### Request:
Return all the data, word for word.

### Given data:
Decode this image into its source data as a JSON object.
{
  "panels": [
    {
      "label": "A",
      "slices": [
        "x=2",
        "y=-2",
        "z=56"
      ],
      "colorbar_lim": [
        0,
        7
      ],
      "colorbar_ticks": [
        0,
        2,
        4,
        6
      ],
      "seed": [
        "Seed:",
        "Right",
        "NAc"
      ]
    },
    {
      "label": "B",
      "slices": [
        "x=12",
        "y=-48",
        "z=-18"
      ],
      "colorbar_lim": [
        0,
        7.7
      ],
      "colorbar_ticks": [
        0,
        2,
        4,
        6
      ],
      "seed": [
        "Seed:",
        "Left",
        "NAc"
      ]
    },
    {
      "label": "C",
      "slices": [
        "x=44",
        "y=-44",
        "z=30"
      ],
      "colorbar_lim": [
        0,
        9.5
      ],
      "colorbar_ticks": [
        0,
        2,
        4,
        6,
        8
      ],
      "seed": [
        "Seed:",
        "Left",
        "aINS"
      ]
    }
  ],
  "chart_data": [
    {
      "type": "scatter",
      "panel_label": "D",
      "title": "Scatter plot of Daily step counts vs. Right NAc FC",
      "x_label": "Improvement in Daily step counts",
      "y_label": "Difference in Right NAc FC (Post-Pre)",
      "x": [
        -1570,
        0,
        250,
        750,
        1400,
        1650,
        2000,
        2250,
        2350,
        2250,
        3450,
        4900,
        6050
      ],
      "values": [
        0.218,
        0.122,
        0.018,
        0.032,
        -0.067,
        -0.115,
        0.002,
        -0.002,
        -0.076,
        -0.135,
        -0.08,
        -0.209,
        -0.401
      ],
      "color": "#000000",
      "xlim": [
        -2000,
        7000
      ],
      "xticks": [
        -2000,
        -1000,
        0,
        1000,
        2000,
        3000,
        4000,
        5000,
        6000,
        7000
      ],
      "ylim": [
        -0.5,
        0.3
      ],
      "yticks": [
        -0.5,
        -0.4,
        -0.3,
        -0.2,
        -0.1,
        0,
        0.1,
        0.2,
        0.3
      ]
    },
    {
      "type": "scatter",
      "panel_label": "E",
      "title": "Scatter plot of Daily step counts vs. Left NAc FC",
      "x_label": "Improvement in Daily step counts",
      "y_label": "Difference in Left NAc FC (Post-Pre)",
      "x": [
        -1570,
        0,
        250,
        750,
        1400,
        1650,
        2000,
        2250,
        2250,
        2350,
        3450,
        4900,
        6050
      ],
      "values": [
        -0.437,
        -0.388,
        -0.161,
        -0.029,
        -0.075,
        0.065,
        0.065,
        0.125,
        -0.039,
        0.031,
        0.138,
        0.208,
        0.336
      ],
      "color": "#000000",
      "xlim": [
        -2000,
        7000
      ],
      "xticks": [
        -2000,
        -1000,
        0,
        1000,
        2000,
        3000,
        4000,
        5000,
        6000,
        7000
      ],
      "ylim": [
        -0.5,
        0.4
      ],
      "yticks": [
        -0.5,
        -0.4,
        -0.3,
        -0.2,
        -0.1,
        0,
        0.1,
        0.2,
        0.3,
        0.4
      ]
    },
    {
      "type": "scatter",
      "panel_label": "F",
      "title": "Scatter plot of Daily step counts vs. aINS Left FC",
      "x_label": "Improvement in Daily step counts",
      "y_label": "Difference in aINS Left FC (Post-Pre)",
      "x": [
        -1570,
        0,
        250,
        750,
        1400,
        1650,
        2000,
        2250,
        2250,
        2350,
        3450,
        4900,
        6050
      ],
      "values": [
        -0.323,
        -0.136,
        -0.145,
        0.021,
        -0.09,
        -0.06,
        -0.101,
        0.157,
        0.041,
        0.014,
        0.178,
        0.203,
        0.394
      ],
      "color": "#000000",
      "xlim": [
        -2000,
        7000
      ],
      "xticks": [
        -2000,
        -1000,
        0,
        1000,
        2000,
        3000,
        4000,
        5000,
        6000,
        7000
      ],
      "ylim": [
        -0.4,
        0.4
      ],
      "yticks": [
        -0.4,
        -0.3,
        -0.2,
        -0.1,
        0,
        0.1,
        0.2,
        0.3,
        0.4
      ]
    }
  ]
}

### Answer:
Decode this image into its source data as a JSON object.
{
  "panels": [
    {
      "label": "A",
      "slices": [
        "x=2",
        "y=-2",
        "z=56"
      ],
      "colorbar_lim": [
        0,
        7
      ],
      "colorbar_ticks": [
        0,
        2,
        4,
        6
      ],
      "seed": [
        "Seed:",
        "Right",
        "NAc"
      ]
    },
    {
      "label": "B",
      "slices": [
        "x=12",
        "y=-48",
        "z=-18"
      ],
      "colorbar_lim": [
        0,
        7.7
      ],
      "colorbar_ticks": [
        0,
        2,
        4,
        6
      ],
      "seed": [
        "Seed:",
        "Left",
        "NAc"
      ]
    },
    {
      "label": "C",
      "slices": [
        "x=44",
        "y=-44",
        "z=30"
      ],
      "colorbar_lim": [
        0,
        9.5
      ],
      "colorbar_ticks": [
        0,
        2,
        4,
        6,
        8
      ],
      "seed": [
        "Seed:",
        "Left",
        "aINS"
      ]
    }
  ],
  "chart_data": [
    {
      "type": "scatter",
      "panel_label": "D",
      "title": "Scatter plot of Daily step counts vs. Right NAc FC",
      "x_label": "Improvement in Daily step counts",
      "y_label": "Difference in Right NAc FC (Post-Pre)",
      "x": [
        -1570,
        0,
        250,
        750,
        1400,
        1650,
        2000,
        2250,
        2350,
        2250,
        3450,
        4900,
        6050
      ],
      "values": [
        0.218,
        0.122,
        0.018,
        0.032,
        -0.067,
        -0.115,
        0.002,
        -0.002,
        -0.076,
        -0.135,
        -0.08,
        -0.209,
        -0.401
      ],
      "color": "#000000",
      "xlim": [
        -2000,
        7000
      ],
      "xticks": [
        -2000,
        -1000,
        0,
        1000,
        2000,
        3000,
        4000,
        5000,
        6000,
        7000
      ],
      "ylim": [
        -0.5,
        0.3
      ],
      "yticks": [
        -0.5,
        -0.4,
        -0.3,
        -0.2,
        -0.1,
        0,
        0.1,
        0.2,
        0.3
      ]
    },
    {
      "type": "scatter",
      "panel_label": "E",
      "title": "Scatter plot of Daily step counts vs. Left NAc FC",
      "x_label": "Improvement in Daily step counts",
      "y_label": "Difference in Left NAc FC (Post-Pre)",
      "x": [
        -1570,
        0,
        250,
        750,
        1400,
        1650,
        2000,
        2250,
        2250,
        2350,
        3450,
        4900,
        6050
      ],
      "values": [
        -0.437,
        -0.388,
        -0.161,
        -0.029,
        -0.075,
        0.065,
        0.065,
        0.125,
        -0.039,
        0.031,
        0.138,
        0.208,
        0.336
      ],
      "color": "#000000",
      "xlim": [
        -2000,
        7000
      ],
      "xticks": [
        -2000,
        -1000,
        0,
        1000,
        2000,
        3000,
        4000,
        5000,
        6000,
        7000
      ],
      "ylim": [
        -0.5,
        0.4
      ],
      "yticks": [
        -0.5,
        -0.4,
        -0.3,
        -0.2,
        -0.1,
        0,
        0.1,
        0.2,
        0.3,
        0.4
      ]
    },
    {
      "type": "scatter",
      "panel_label": "F",
      "title": "Scatter plot of Daily step counts vs. aINS Left FC",
      "x_label": "Improvement in Daily step counts",
      "y_label": "Difference in aINS Left FC (Post-Pre)",
      "x": [
        -1570,
        0,
        250,
        750,
        1400,
        1650,
        2000,
        2250,
        2250,
        2350,
        3450,
        4900,
        6050
      ],
      "values": [
        -0.323,
        -0.136,
        -0.145,
        0.021,
        -0.09,
        -0.06,
        -0.101,
        0.157,
        0.041,
        0.014,
        0.178,
        0.203,
        0.394
      ],
      "color": "#000000",
      "xlim": [
        -2000,
        7000
      ],
      "xticks": [
        -2000,
        -1000,
        0,
        1000,
        2000,
        3000,
        4000,
        5000,
        6000,
        7000
      ],
      "ylim": [
        -0.4,
        0.4
      ],
      "yticks": [
        -0.4,
        -0.3,
        -0.2,
        -0.1,
        0,
        0.1,
        0.2,
        0.3,
        0.4
      ]
    }
  ]
}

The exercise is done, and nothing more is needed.